# start of Exercise materials

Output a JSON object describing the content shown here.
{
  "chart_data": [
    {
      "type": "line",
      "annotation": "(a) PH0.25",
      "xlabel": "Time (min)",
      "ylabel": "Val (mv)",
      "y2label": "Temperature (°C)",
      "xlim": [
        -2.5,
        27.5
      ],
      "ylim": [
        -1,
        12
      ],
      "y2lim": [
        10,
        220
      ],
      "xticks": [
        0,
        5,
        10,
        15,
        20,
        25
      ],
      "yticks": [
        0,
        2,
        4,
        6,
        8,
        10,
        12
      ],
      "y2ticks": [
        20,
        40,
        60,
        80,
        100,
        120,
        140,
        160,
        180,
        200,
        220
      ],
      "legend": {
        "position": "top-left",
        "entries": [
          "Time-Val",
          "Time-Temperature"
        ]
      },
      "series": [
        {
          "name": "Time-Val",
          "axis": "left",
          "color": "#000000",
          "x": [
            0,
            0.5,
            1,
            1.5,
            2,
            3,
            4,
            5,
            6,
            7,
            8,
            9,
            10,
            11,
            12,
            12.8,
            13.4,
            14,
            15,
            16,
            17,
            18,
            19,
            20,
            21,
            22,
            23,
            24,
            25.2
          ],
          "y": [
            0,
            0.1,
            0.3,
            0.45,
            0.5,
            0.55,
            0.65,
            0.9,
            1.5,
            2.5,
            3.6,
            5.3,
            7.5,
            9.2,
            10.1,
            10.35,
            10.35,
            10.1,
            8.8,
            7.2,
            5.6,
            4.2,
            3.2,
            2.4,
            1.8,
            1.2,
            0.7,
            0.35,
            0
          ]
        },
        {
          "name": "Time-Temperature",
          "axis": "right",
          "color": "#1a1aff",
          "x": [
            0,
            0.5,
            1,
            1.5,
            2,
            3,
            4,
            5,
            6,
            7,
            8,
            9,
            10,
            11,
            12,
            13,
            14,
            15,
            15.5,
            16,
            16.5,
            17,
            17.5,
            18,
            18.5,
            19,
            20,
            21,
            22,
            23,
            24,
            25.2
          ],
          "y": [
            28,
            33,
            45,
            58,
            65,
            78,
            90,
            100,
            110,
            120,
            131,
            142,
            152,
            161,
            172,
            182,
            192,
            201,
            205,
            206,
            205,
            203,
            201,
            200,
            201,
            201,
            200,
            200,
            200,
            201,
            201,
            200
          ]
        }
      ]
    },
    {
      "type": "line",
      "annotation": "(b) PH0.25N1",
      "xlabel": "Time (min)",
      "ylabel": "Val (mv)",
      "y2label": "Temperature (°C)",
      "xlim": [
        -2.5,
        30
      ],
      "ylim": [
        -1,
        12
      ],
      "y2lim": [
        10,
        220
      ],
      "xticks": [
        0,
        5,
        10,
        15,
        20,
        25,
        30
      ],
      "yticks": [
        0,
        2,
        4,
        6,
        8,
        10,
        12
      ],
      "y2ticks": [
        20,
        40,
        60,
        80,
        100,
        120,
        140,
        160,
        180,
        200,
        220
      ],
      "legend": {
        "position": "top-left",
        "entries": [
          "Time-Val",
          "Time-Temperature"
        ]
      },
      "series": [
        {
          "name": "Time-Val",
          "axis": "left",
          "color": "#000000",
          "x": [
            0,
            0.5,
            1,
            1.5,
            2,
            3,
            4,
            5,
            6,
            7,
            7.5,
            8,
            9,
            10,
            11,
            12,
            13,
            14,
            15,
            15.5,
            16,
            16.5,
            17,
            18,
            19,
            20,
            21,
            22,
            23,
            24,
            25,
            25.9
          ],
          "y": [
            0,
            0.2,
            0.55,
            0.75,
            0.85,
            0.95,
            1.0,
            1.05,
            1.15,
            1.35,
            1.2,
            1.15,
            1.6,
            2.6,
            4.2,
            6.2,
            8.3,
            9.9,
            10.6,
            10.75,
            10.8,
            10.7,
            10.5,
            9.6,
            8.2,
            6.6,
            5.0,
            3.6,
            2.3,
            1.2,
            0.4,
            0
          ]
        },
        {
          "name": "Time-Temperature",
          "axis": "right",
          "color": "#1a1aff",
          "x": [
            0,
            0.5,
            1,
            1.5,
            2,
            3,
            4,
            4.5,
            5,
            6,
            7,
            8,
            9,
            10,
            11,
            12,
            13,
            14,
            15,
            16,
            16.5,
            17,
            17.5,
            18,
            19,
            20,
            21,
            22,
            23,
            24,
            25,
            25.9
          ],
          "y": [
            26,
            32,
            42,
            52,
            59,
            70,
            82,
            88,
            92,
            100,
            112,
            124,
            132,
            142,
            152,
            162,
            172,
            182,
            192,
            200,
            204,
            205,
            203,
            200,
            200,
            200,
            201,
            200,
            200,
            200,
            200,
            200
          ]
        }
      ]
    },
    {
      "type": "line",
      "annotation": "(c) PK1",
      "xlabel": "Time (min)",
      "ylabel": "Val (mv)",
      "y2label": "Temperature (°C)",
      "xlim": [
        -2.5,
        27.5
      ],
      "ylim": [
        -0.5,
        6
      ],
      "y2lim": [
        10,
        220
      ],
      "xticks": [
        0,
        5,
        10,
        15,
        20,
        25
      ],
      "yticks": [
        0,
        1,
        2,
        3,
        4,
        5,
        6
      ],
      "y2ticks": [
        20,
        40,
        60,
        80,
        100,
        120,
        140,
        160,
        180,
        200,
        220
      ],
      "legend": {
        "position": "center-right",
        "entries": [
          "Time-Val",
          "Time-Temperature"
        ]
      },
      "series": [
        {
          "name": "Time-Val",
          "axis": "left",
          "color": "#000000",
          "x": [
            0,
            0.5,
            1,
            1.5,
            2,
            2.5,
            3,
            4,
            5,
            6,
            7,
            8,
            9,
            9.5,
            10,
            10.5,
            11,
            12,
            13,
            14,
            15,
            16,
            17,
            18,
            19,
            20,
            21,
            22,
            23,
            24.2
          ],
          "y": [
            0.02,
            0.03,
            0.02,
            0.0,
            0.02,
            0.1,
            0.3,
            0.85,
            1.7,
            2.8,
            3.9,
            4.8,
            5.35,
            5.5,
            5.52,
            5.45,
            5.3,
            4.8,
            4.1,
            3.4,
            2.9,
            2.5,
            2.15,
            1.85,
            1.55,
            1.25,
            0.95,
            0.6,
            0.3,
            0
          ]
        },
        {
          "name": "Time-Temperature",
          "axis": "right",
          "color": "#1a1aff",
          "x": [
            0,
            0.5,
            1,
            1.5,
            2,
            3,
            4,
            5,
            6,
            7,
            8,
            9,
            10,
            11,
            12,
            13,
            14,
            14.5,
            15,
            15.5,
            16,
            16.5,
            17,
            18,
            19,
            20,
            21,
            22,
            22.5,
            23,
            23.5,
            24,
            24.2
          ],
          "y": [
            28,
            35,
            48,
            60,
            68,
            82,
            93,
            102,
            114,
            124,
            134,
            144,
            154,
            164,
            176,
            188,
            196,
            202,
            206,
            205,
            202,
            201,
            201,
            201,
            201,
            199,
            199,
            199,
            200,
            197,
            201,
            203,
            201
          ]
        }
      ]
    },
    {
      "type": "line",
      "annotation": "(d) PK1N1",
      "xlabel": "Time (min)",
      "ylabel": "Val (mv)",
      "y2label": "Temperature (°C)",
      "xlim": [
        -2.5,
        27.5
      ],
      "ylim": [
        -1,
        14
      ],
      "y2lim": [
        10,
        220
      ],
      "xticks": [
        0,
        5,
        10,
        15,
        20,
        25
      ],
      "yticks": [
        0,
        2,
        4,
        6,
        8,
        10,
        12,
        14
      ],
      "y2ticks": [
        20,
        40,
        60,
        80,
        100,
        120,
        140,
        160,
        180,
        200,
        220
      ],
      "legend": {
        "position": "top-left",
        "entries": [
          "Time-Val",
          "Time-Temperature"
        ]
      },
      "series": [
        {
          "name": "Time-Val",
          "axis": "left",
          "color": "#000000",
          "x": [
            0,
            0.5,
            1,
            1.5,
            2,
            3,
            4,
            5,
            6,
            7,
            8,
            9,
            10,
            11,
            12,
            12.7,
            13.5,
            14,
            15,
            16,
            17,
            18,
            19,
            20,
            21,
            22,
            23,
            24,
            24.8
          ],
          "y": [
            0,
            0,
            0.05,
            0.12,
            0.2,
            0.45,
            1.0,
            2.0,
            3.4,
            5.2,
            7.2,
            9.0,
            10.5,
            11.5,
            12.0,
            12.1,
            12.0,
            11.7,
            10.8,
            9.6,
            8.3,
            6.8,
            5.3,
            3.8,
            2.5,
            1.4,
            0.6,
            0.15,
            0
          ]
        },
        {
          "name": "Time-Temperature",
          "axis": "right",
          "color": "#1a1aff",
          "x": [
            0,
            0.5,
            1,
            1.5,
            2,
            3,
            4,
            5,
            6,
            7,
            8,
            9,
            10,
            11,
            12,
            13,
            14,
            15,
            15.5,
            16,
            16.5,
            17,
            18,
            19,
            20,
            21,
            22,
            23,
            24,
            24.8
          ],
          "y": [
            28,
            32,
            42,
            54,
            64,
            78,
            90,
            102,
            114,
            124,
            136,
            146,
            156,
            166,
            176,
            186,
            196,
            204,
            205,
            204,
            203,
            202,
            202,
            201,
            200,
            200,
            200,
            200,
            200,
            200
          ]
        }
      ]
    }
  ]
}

# end of Exercise materials

* Challenge *
Pick out the lines above that hold the string "annotation" and show them.

* Worked solution *
      "annotation": "(a) PH0.25",
      "annotation": "(b) PH0.25N1",
      "annotation": "(c) PK1",
      "annotation": "(d) PK1N1",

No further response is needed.